Go through the entries and transcribe each one exactly, dropping the pictures.

____

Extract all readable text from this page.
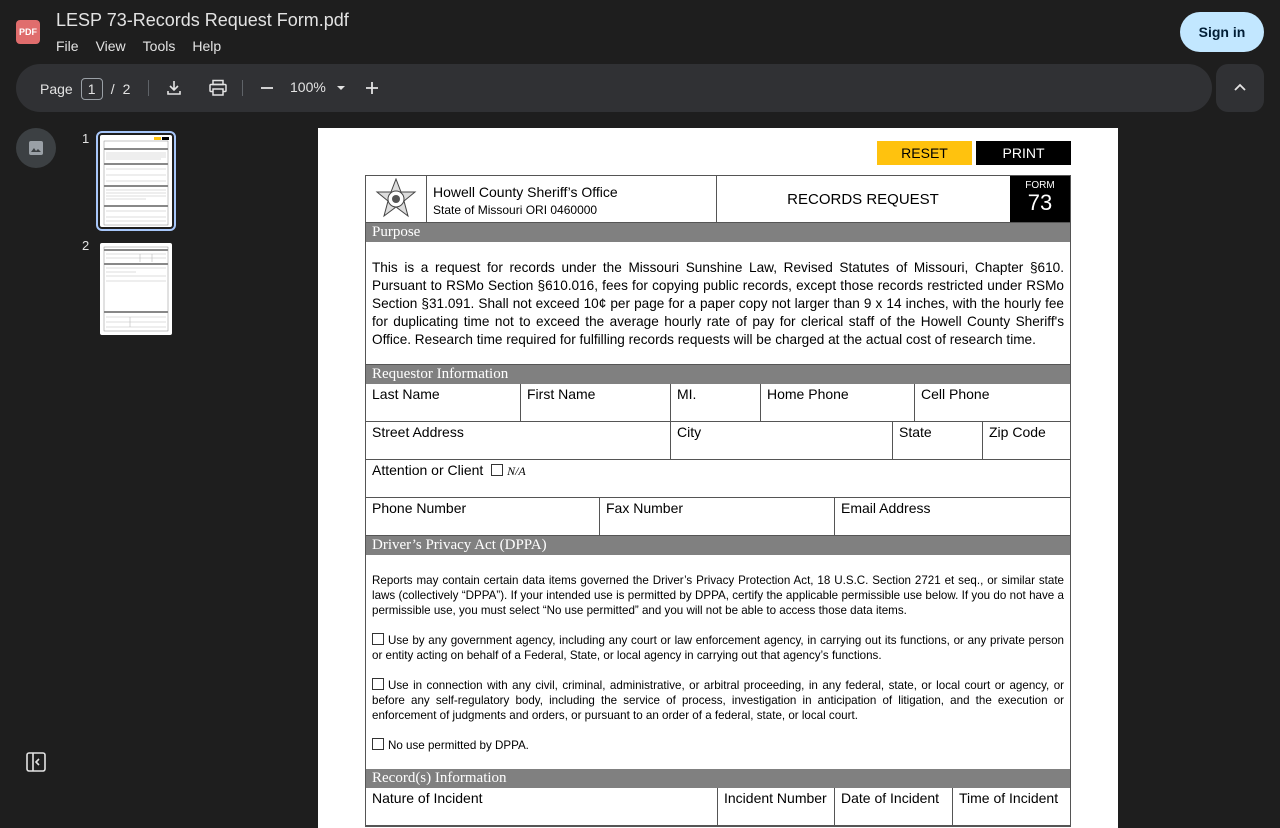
PDF
LESP 73-Records Request Form.pdf
File View Tools Help
Sign in
Page	1	/ 2	100%
1
2
RESET	PRINT
Howell County Sheriff’s Office
State of Missouri ORI 0460000
RECORDS REQUEST
FORM
73
Purpose
This is a request for records under the Missouri Sunshine Law, Revised Statutes of Missouri, Chapter §610. Pursuant to RSMo Section §610.016, fees for copying public records, except those records restricted under RSMo Section §31.091. Shall not exceed 10¢ per page for a paper copy not larger than 9 x 14 inches, with the hourly fee for duplicating time not to exceed the average hourly rate of pay for clerical staff of the Howell County Sheriff's Office. Research time required for fulfilling records requests will be charged at the actual cost of research time.
Requestor Information
Last Name	First Name	MI.	Home Phone	Cell Phone
Street Address	City	State	Zip Code
Attention or Client N/A
Phone Number	Fax Number	Email Address
Driver’s Privacy Act (DPPA)

Reports may contain certain data items governed the Driver’s Privacy Protection Act, 18 U.S.C. Section 2721 et seq., or similar state laws (collectively “DPPA”). If your intended use is permitted by DPPA, certify the applicable permissible use below. If you do not have a permissible use, you must select “No use permitted” and you will not be able to access those data items.

Use by any government agency, including any court or law enforcement agency, in carrying out its functions, or any private person or entity acting on behalf of a Federal, State, or local agency in carrying out that agency’s functions.

Use in connection with any civil, criminal, administrative, or arbitral proceeding, in any federal, state, or local court or agency, or before any self-regulatory body, including the service of process, investigation in anticipation of litigation, and the execution or enforcement of judgments and orders, or pursuant to an order of a federal, state, or local court.

No use permitted by DPPA.

Record(s) Information
Nature of Incident	Incident Number	Date of Incident	Time of Incident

____

» **Worked solution**
Extract all readable text from this page.
PDF
LESP 73-Records Request Form.pdf
File View Tools Help
Sign in
Page	1	/ 2	100%
1
2
RESET	PRINT
Howell County Sheriff’s Office
State of Missouri ORI 0460000
RECORDS REQUEST
FORM
73
Purpose
This is a request for records under the Missouri Sunshine Law, Revised Statutes of Missouri, Chapter §610. Pursuant to RSMo Section §610.016, fees for copying public records, except those records restricted under RSMo Section §31.091. Shall not exceed 10¢ per page for a paper copy not larger than 9 x 14 inches, with the hourly fee for duplicating time not to exceed the average hourly rate of pay for clerical staff of the Howell County Sheriff's Office. Research time required for fulfilling records requests will be charged at the actual cost of research time.
Requestor Information
Last Name	First Name	MI.	Home Phone	Cell Phone
Street Address	City	State	Zip Code
Attention or Client N/A
Phone Number	Fax Number	Email Address
Driver’s Privacy Act (DPPA)

Reports may contain certain data items governed the Driver’s Privacy Protection Act, 18 U.S.C. Section 2721 et seq., or similar state laws (collectively “DPPA”). If your intended use is permitted by DPPA, certify the applicable permissible use below. If you do not have a permissible use, you must select “No use permitted” and you will not be able to access those data items.

Use by any government agency, including any court or law enforcement agency, in carrying out its functions, or any private person or entity acting on behalf of a Federal, State, or local agency in carrying out that agency’s functions.

Use in connection with any civil, criminal, administrative, or arbitral proceeding, in any federal, state, or local court or agency, or before any self-regulatory body, including the service of process, investigation in anticipation of litigation, and the execution or enforcement of judgments and orders, or pursuant to an order of a federal, state, or local court.

No use permitted by DPPA.

Record(s) Information
Nature of Incident	Incident Number	Date of Incident	Time of Incident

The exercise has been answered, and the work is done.